Coordinate annotation rows

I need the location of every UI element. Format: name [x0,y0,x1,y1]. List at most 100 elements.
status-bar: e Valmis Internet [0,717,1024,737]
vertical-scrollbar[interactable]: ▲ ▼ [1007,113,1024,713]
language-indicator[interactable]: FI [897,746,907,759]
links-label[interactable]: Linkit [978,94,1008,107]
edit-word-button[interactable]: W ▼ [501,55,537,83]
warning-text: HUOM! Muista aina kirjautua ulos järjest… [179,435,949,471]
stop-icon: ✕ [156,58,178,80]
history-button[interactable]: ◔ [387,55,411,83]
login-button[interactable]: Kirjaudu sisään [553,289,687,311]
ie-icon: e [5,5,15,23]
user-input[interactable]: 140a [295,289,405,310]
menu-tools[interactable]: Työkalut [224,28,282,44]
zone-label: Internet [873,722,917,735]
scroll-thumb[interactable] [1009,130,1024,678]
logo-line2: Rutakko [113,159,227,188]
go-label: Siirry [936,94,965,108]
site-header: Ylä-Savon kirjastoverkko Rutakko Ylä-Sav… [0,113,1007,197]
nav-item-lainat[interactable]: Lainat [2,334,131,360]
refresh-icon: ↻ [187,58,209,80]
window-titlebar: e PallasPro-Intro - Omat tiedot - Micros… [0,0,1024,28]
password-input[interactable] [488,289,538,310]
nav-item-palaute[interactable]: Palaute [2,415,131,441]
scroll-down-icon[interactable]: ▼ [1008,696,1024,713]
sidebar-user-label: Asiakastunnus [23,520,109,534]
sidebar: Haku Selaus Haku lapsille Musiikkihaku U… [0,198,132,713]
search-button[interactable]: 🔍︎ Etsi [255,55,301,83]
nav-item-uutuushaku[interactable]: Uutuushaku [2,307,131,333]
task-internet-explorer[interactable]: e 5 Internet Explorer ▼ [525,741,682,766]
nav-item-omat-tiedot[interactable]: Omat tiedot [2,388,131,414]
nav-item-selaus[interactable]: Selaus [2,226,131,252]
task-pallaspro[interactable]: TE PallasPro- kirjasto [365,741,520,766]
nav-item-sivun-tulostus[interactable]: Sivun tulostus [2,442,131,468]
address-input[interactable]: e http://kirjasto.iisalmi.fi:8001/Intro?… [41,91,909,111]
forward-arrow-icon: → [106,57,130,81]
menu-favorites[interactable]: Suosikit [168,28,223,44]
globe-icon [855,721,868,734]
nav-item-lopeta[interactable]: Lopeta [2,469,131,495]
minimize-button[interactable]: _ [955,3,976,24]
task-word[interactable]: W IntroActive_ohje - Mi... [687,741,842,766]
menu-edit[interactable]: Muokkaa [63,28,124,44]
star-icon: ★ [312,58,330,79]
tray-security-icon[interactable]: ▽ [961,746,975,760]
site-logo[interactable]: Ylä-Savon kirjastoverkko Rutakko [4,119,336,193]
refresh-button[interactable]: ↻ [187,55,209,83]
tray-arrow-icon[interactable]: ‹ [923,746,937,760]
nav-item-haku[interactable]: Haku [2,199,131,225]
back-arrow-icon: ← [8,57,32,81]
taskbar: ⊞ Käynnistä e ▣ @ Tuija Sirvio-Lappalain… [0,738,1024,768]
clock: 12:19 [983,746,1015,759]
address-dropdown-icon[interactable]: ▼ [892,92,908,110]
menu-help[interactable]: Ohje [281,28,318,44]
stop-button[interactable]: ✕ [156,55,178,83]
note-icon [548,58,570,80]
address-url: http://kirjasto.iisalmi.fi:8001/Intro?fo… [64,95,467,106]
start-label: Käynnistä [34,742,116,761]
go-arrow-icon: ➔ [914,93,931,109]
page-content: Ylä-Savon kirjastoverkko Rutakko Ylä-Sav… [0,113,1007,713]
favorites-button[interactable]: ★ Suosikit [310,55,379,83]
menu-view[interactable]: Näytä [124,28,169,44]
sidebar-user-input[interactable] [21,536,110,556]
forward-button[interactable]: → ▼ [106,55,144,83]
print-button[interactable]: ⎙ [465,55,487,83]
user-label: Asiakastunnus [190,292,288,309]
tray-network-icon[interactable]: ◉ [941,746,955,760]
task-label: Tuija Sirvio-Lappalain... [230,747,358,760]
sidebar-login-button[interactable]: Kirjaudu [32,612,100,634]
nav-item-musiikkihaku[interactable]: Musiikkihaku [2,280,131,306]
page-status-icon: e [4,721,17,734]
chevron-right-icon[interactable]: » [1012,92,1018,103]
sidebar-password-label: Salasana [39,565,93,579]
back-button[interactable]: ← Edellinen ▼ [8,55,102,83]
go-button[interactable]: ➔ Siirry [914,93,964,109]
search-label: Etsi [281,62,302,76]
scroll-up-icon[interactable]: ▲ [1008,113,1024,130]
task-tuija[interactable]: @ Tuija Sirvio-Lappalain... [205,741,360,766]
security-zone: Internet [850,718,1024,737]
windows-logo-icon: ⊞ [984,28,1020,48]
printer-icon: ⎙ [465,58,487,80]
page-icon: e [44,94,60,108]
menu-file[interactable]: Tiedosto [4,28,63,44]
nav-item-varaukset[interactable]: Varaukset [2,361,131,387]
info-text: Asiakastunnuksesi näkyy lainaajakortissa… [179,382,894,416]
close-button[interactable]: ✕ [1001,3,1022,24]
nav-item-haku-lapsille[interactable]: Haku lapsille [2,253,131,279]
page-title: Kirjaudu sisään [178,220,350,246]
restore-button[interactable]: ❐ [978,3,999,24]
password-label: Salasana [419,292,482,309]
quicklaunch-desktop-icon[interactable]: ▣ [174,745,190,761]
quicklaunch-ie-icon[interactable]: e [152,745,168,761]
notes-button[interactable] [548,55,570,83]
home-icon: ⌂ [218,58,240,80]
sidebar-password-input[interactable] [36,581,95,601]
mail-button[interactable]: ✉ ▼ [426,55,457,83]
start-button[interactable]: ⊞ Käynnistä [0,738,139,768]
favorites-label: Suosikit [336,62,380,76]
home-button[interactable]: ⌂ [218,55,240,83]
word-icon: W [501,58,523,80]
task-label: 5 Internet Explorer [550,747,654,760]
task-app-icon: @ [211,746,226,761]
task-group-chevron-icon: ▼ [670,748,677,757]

=== Direction ===
Copy the rows above word for word, with every line unchanged and in its original order.

=== Final result ===
I need the location of every UI element. Format: name [x0,y0,x1,y1]. List at most 100 elements.
status-bar: e Valmis Internet [0,717,1024,737]
vertical-scrollbar[interactable]: ▲ ▼ [1007,113,1024,713]
language-indicator[interactable]: FI [897,746,907,759]
links-label[interactable]: Linkit [978,94,1008,107]
edit-word-button[interactable]: W ▼ [501,55,537,83]
warning-text: HUOM! Muista aina kirjautua ulos järjest… [179,435,949,471]
stop-icon: ✕ [156,58,178,80]
history-button[interactable]: ◔ [387,55,411,83]
login-button[interactable]: Kirjaudu sisään [553,289,687,311]
ie-icon: e [5,5,15,23]
user-input[interactable]: 140a [295,289,405,310]
menu-tools[interactable]: Työkalut [224,28,282,44]
zone-label: Internet [873,722,917,735]
scroll-thumb[interactable] [1009,130,1024,678]
logo-line2: Rutakko [113,159,227,188]
go-label: Siirry [936,94,965,108]
site-header: Ylä-Savon kirjastoverkko Rutakko Ylä-Sav… [0,113,1007,197]
nav-item-lainat[interactable]: Lainat [2,334,131,360]
refresh-icon: ↻ [187,58,209,80]
window-titlebar: e PallasPro-Intro - Omat tiedot - Micros… [0,0,1024,28]
password-input[interactable] [488,289,538,310]
nav-item-palaute[interactable]: Palaute [2,415,131,441]
scroll-down-icon[interactable]: ▼ [1008,696,1024,713]
sidebar-user-label: Asiakastunnus [23,520,109,534]
sidebar: Haku Selaus Haku lapsille Musiikkihaku U… [0,198,132,713]
search-button[interactable]: 🔍︎ Etsi [255,55,301,83]
nav-item-uutuushaku[interactable]: Uutuushaku [2,307,131,333]
task-internet-explorer[interactable]: e 5 Internet Explorer ▼ [525,741,682,766]
nav-item-omat-tiedot[interactable]: Omat tiedot [2,388,131,414]
nav-item-selaus[interactable]: Selaus [2,226,131,252]
task-pallaspro[interactable]: TE PallasPro- kirjasto [365,741,520,766]
nav-item-sivun-tulostus[interactable]: Sivun tulostus [2,442,131,468]
address-input[interactable]: e http://kirjasto.iisalmi.fi:8001/Intro?… [41,91,909,111]
forward-arrow-icon: → [106,57,130,81]
menu-favorites[interactable]: Suosikit [168,28,223,44]
globe-icon [855,721,868,734]
nav-item-lopeta[interactable]: Lopeta [2,469,131,495]
minimize-button[interactable]: _ [955,3,976,24]
task-word[interactable]: W IntroActive_ohje - Mi... [687,741,842,766]
menu-edit[interactable]: Muokkaa [63,28,124,44]
star-icon: ★ [312,58,330,79]
tray-security-icon[interactable]: ▽ [961,746,975,760]
site-logo[interactable]: Ylä-Savon kirjastoverkko Rutakko [4,119,336,193]
refresh-button[interactable]: ↻ [187,55,209,83]
tray-arrow-icon[interactable]: ‹ [923,746,937,760]
nav-item-haku[interactable]: Haku [2,199,131,225]
back-arrow-icon: ← [8,57,32,81]
taskbar: ⊞ Käynnistä e ▣ @ Tuija Sirvio-Lappalain… [0,738,1024,768]
clock: 12:19 [983,746,1015,759]
address-dropdown-icon[interactable]: ▼ [892,92,908,110]
menu-help[interactable]: Ohje [281,28,318,44]
stop-button[interactable]: ✕ [156,55,178,83]
note-icon [548,58,570,80]
address-url: http://kirjasto.iisalmi.fi:8001/Intro?fo… [64,95,467,106]
start-label: Käynnistä [34,742,116,761]
go-arrow-icon: ➔ [914,93,931,109]
page-content: Ylä-Savon kirjastoverkko Rutakko Ylä-Sav… [0,113,1007,713]
favorites-button[interactable]: ★ Suosikit [310,55,379,83]
menu-view[interactable]: Näytä [124,28,169,44]
sidebar-user-input[interactable] [21,536,110,556]
forward-button[interactable]: → ▼ [106,55,144,83]
print-button[interactable]: ⎙ [465,55,487,83]
user-label: Asiakastunnus [190,292,288,309]
tray-network-icon[interactable]: ◉ [941,746,955,760]
task-label: Tuija Sirvio-Lappalain... [230,747,358,760]
sidebar-login-button[interactable]: Kirjaudu [32,612,100,634]
nav-item-musiikkihaku[interactable]: Musiikkihaku [2,280,131,306]
page-status-icon: e [4,721,17,734]
chevron-right-icon[interactable]: » [1012,92,1018,103]
sidebar-password-label: Salasana [39,565,93,579]
back-button[interactable]: ← Edellinen ▼ [8,55,102,83]
go-button[interactable]: ➔ Siirry [914,93,964,109]
search-label: Etsi [281,62,302,76]
scroll-up-icon[interactable]: ▲ [1008,113,1024,130]
task-tuija[interactable]: @ Tuija Sirvio-Lappalain... [205,741,360,766]
security-zone: Internet [850,718,1024,737]
windows-logo-icon: ⊞ [984,28,1020,48]
printer-icon: ⎙ [465,58,487,80]
page-icon: e [44,94,60,108]
menu-file[interactable]: Tiedosto [4,28,63,44]
nav-item-varaukset[interactable]: Varaukset [2,361,131,387]
info-text: Asiakastunnuksesi näkyy lainaajakortissa… [179,382,894,416]
close-button[interactable]: ✕ [1001,3,1022,24]
nav-item-haku-lapsille[interactable]: Haku lapsille [2,253,131,279]
page-title: Kirjaudu sisään [178,220,350,246]
restore-button[interactable]: ❐ [978,3,999,24]
password-label: Salasana [419,292,482,309]
quicklaunch-desktop-icon[interactable]: ▣ [174,745,190,761]
quicklaunch-ie-icon[interactable]: e [152,745,168,761]
notes-button[interactable] [548,55,570,83]
home-icon: ⌂ [218,58,240,80]
sidebar-password-input[interactable] [36,581,95,601]
mail-button[interactable]: ✉ ▼ [426,55,457,83]
start-button[interactable]: ⊞ Käynnistä [0,738,139,768]
favorites-label: Suosikit [336,62,380,76]
home-button[interactable]: ⌂ [218,55,240,83]
word-icon: W [501,58,523,80]
task-label: 5 Internet Explorer [550,747,654,760]
task-app-icon: @ [211,746,226,761]
task-group-chevron-icon: ▼ [670,748,677,757]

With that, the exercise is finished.